Direction
Report every line below that holds the word "JSON".

Records supplied
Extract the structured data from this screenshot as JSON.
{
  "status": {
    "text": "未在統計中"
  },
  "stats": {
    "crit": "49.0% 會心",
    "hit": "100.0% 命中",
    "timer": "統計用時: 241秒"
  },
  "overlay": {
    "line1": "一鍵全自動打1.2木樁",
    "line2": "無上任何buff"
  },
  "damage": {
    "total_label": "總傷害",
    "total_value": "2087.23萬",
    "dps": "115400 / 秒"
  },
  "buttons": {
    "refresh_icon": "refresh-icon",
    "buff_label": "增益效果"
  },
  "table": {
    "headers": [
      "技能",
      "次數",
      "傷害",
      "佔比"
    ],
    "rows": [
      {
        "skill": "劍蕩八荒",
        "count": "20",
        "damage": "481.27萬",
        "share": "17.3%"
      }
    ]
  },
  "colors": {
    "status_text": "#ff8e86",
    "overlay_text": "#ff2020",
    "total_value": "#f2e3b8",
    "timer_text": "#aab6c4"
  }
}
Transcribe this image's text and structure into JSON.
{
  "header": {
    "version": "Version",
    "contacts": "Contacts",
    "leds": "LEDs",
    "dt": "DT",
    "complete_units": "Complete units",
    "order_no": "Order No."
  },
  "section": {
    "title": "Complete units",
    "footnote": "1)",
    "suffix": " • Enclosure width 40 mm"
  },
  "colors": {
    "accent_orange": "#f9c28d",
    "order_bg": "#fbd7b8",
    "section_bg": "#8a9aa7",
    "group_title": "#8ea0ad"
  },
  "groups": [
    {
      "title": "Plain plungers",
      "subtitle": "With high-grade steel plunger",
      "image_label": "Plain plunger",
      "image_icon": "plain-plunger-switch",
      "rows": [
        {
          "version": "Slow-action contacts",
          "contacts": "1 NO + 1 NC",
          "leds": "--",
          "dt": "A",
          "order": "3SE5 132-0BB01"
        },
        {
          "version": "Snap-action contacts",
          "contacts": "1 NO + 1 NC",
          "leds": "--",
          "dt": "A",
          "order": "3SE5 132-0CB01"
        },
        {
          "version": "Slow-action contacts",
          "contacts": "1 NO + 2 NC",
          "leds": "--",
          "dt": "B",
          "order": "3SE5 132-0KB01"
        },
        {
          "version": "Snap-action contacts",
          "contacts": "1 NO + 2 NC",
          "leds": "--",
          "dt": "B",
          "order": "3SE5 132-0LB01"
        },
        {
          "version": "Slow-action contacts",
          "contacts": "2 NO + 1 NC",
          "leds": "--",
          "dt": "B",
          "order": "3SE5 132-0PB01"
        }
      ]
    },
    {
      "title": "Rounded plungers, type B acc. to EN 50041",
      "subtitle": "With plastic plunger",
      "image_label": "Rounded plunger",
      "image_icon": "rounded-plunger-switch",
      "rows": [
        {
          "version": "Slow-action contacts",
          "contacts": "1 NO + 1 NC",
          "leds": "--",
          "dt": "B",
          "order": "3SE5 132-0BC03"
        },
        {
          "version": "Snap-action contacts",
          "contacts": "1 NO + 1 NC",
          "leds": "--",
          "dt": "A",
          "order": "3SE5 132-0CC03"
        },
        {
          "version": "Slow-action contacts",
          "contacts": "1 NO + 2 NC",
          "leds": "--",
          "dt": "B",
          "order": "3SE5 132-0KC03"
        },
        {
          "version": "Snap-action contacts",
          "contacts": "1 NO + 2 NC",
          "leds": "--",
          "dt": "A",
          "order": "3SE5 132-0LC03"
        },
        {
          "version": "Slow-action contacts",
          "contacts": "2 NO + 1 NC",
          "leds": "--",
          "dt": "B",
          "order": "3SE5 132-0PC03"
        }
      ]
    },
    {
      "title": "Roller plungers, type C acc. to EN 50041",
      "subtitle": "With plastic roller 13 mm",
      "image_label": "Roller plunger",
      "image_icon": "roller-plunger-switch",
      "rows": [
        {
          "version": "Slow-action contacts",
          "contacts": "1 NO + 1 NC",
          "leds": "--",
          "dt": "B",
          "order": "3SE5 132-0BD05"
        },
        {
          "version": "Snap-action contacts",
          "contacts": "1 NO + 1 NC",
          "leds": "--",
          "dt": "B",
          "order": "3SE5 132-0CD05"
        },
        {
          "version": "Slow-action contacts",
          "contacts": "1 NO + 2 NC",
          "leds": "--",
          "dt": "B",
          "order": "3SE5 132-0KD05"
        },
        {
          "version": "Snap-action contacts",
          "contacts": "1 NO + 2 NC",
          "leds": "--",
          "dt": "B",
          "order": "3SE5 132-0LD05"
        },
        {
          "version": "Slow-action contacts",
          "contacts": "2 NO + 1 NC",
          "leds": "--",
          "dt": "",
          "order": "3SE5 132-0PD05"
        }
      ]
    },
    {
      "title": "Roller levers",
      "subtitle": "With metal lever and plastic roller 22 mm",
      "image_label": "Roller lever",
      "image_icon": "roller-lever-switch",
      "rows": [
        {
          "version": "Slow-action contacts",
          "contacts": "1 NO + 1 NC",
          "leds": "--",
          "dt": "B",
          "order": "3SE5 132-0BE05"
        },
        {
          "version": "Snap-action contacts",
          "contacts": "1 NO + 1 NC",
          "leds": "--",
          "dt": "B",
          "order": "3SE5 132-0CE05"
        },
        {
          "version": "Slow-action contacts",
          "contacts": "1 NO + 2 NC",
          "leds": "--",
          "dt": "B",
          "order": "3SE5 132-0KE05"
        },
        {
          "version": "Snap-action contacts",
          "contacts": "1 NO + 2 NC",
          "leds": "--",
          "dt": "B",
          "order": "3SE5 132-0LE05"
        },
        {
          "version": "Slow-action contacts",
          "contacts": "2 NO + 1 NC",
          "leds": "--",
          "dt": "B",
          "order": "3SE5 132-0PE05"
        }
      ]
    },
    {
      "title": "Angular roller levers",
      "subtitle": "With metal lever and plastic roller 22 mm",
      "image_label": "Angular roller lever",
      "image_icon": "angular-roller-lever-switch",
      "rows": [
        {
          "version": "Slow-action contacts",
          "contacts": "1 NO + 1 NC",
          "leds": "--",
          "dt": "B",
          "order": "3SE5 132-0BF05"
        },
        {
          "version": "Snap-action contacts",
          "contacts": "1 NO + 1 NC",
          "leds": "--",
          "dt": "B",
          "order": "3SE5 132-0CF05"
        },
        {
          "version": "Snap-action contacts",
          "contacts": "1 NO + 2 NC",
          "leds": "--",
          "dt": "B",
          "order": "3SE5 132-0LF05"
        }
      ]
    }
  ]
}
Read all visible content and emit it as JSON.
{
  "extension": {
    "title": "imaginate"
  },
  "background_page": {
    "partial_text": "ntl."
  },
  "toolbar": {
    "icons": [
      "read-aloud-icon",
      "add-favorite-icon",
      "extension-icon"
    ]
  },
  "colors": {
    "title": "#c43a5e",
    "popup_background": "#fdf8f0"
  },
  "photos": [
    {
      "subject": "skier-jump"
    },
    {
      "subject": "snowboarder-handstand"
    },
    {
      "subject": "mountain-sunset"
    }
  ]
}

Written response
Extract the structured data from this screenshot as JSON.
Transcribe this image's text and structure into JSON.
Read all visible content and emit it as JSON.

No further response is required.